BRIEF 1. Please repeat the part of the poem excerpt that opens with the words containing "We know not" and closes with "start again.", word for word.

== EXTRACT PROVIDED ==

The title of the piece is “Captive Audience” and stems from a dream I had a few nights ago. My dream held the seeds of the ideas and images I express here but as ever it is an inexplicable combination of elements that conspire to inspire. I wish it was as simple as just recording a dream I’ve had, which has happened to many writers. Amazingly, Kubla Khan came that way to Samuel Taylor Coleridge.

Here is the text of the poem:

Captive Audience

The world is sharing a recurring dream.
Every night we fall asleep
and take up the very same challenge.

All of us are running for our lives
across a parched landscape,
shoulder to shoulder
in an endless line.

An elusive shape pursues us from behind.
We know not why.
All we hear as we race forward is the person next to us,
breathing,
and the thunder of our thousands of feet
pounding the ground beneath.

Some of us tire more easily, falter, rest,
start again.
We are united in a common purpose,
In knowing there is nothing for us
but the outrunning of this,
together.

Every time we glance backward
the specter looms closer,
changing shape with each turn of our heads.
One minute a tumbleweed six stories high,
made not of brush
but of thick snarled barbed wire.
Next, feral beasts snarling at our heels,
then, above our heads, out-sized birds of prey filling the skies,
circling ever closer.
Tomorrow night our predator will reappear,
transformed,
yet again.

In this same dream
all of us share a wish.
To awaken in our beds tomorrow morning,
having returned to the world
we once so blithely shared,
each of us knowing
it was,
all of it,
only a dream.

I read my poem “Enough.”

 

She was impossibly beautiful, astoundingly poised. She was, on that summer evening as she stood by the camp fire, perfect.

===
== GIVEN ENTRIES ==

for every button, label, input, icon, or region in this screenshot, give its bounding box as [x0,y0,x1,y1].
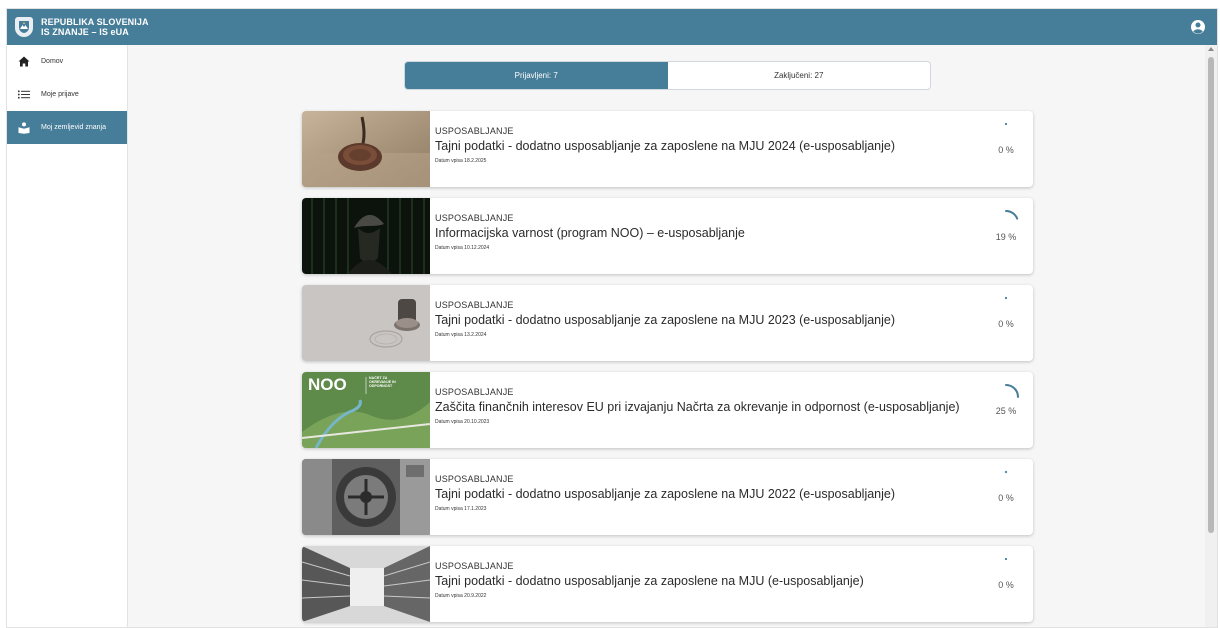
progress-ring: 25 % [989,380,1023,440]
course-title: Zaščita finančnih interesov EU pri izvaj… [435,400,960,414]
course-enrol-date: Datum vpisa 20.10.2023 [435,419,490,425]
sidebar: Domov Moje prijave Moj zemljevid znanja [7,45,128,627]
sidebar-item-label: Moj zemljevid znanja [41,124,106,131]
reader-icon [17,121,31,134]
course-card[interactable]: USPOSABLJANJE Tajni podatki - dodatno us… [302,546,1033,622]
scroll-up-arrow-icon[interactable] [1208,47,1214,51]
progress-ring: 0 % [989,293,1023,353]
scrollbar-thumb[interactable] [1208,57,1214,533]
course-enrol-date: Datum vpisa 20.9.2022 [435,593,487,599]
progress-start-dot [1004,470,1008,474]
tab-prijavljeni[interactable]: Prijavljeni: 7 [405,62,668,89]
progress-percent: 0 % [998,319,1014,329]
course-thumbnail-stamp [302,285,430,361]
course-category: USPOSABLJANJE [435,213,514,223]
course-enrol-date: Datum vpisa 17.1.2023 [435,506,487,512]
brand-line-1: REPUBLIKA SLOVENIJA [41,17,149,27]
sidebar-item-domov[interactable]: Domov [7,45,127,78]
progress-ring: 0 % [989,554,1023,614]
top-bar: REPUBLIKA SLOVENIJA IS ZNANJE – IS eUA [7,9,1217,45]
course-thumbnail-noo: NOO NAČRT ZA OKREVANJE IN ODPORNOST [302,372,430,448]
coat-of-arms-icon [15,17,33,37]
course-enrol-date: Datum vpisa 18.2.2025 [435,158,487,164]
progress-percent: 0 % [998,493,1014,503]
noo-caption: NAČRT ZA OKREVANJE IN ODPORNOST [369,376,396,389]
course-thumbnail-wax-seal [302,111,430,187]
brand-line-2: IS ZNANJE – IS eUA [41,27,129,37]
course-card[interactable]: USPOSABLJANJE Tajni podatki - dodatno us… [302,285,1033,361]
progress-start-dot [1004,122,1008,126]
app-window: REPUBLIKA SLOVENIJA IS ZNANJE – IS eUA D… [6,8,1218,628]
progress-ring: 19 % [989,206,1023,266]
sidebar-item-label: Domov [41,58,64,65]
status-tabs: Prijavljeni: 7 Zaključeni: 27 [404,61,931,90]
course-title: Informacijska varnost (program NOO) – e-… [435,226,745,240]
progress-arc-fill [1005,210,1019,220]
tab-zakljuceni[interactable]: Zaključeni: 27 [668,62,931,89]
course-card[interactable]: USPOSABLJANJE Tajni podatki - dodatno us… [302,459,1033,535]
progress-arc-fill [1005,384,1019,398]
course-category: USPOSABLJANJE [435,474,514,484]
progress-start-dot [1004,296,1008,300]
course-category: USPOSABLJANJE [435,561,514,571]
progress-percent: 19 % [995,232,1017,242]
sidebar-item-moje-prijave[interactable]: Moje prijave [7,78,127,111]
course-list: USPOSABLJANJE Tajni podatki - dodatno us… [302,111,1033,627]
course-card[interactable]: NOO NAČRT ZA OKREVANJE IN ODPORNOST USPO… [302,372,1033,448]
brand[interactable]: REPUBLIKA SLOVENIJA IS ZNANJE – IS eUA [41,17,149,37]
sidebar-item-zemljevid-znanja[interactable]: Moj zemljevid znanja [7,111,127,144]
progress-start-dot [1004,557,1008,561]
course-enrol-date: Datum vpisa 10.12.2024 [435,245,490,251]
main-content: Prijavljeni: 7 Zaključeni: 27 USPOSABLJA… [128,45,1207,627]
course-thumbnail-vault [302,459,430,535]
course-title: Tajni podatki - dodatno usposabljanje za… [435,574,864,588]
course-card[interactable]: USPOSABLJANJE Informacijska varnost (pro… [302,198,1033,274]
course-enrol-date: Datum vpisa 13.2.2024 [435,332,487,338]
progress-percent: 0 % [998,580,1014,590]
progress-ring: 0 % [989,119,1023,179]
course-category: USPOSABLJANJE [435,387,514,397]
course-title: Tajni podatki - dodatno usposabljanje za… [435,313,896,327]
user-circle-icon[interactable] [1189,18,1207,36]
progress-ring: 0 % [989,467,1023,527]
scrollbar[interactable] [1205,45,1217,627]
course-category: USPOSABLJANJE [435,126,514,136]
course-category: USPOSABLJANJE [435,300,514,310]
progress-percent: 0 % [998,145,1014,155]
course-thumbnail-security [302,198,430,274]
noo-logo: NOO [308,375,347,394]
progress-percent: 25 % [995,406,1017,416]
list-icon [17,89,31,101]
course-card[interactable]: USPOSABLJANJE Tajni podatki - dodatno us… [302,111,1033,187]
course-title: Tajni podatki - dodatno usposabljanje za… [435,139,896,153]
sidebar-item-label: Moje prijave [41,91,79,98]
home-icon [17,56,31,68]
course-title: Tajni podatki - dodatno usposabljanje za… [435,487,896,501]
course-thumbnail-archive [302,546,430,622]
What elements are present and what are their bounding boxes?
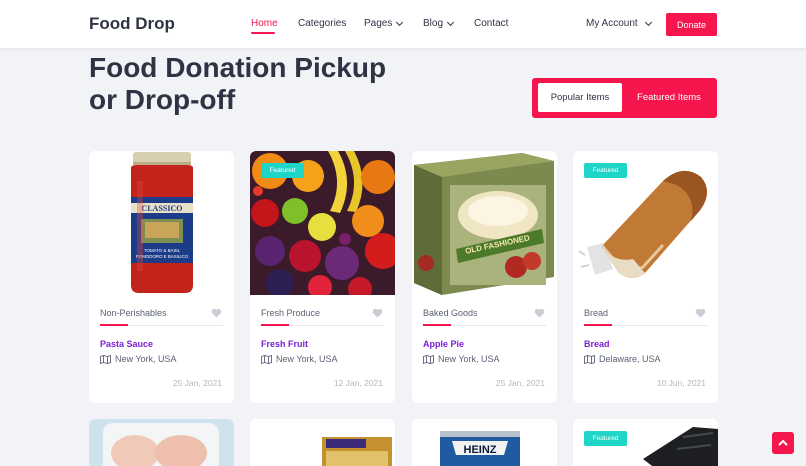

===

BRIEF 2. Reproduce the rows exactly, from the row containing "progress-ring: 25 % [989,380,1023,440]" through the row containing "sidebar-item-label: Moj zemljevid", including both.

EXERCISE SOLUTION 1.
We know not why.
All we hear as we race forward is the person next to us,
breathing,
and the thunder of our thousands of feet
pounding the ground beneath.

Some of us tire more easily, falter, rest,
start again.

EXERCISE SOLUTION 2.
progress-ring: 25 % [989,380,1023,440]
course-title: Zaščita finančnih interesov EU pri izvaj… [435,400,960,414]
course-enrol-date: Datum vpisa 20.10.2023 [435,419,490,425]
sidebar: Domov Moje prijave Moj zemljevid znanja [7,45,128,627]
sidebar-item-label: Moj zemljevid znanja [41,124,106,131]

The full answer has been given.